__What you should do__:
Return all lines below containing the word "rust".

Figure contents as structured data
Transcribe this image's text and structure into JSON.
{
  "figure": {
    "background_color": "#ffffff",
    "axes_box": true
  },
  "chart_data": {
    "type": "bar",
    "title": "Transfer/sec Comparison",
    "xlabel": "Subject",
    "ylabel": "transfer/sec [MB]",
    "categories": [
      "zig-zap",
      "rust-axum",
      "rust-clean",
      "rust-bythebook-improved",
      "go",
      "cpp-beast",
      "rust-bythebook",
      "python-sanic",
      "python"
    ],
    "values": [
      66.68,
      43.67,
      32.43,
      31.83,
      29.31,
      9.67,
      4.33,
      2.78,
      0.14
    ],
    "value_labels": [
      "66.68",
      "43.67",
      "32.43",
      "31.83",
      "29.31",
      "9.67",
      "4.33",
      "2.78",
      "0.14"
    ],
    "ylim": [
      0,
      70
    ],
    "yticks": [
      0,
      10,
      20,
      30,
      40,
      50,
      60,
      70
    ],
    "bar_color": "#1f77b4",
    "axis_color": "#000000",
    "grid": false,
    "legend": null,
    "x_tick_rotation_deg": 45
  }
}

__Problem solution__:
      "rust-axum",
      "rust-clean",
      "rust-bythebook-improved",
      "rust-bythebook",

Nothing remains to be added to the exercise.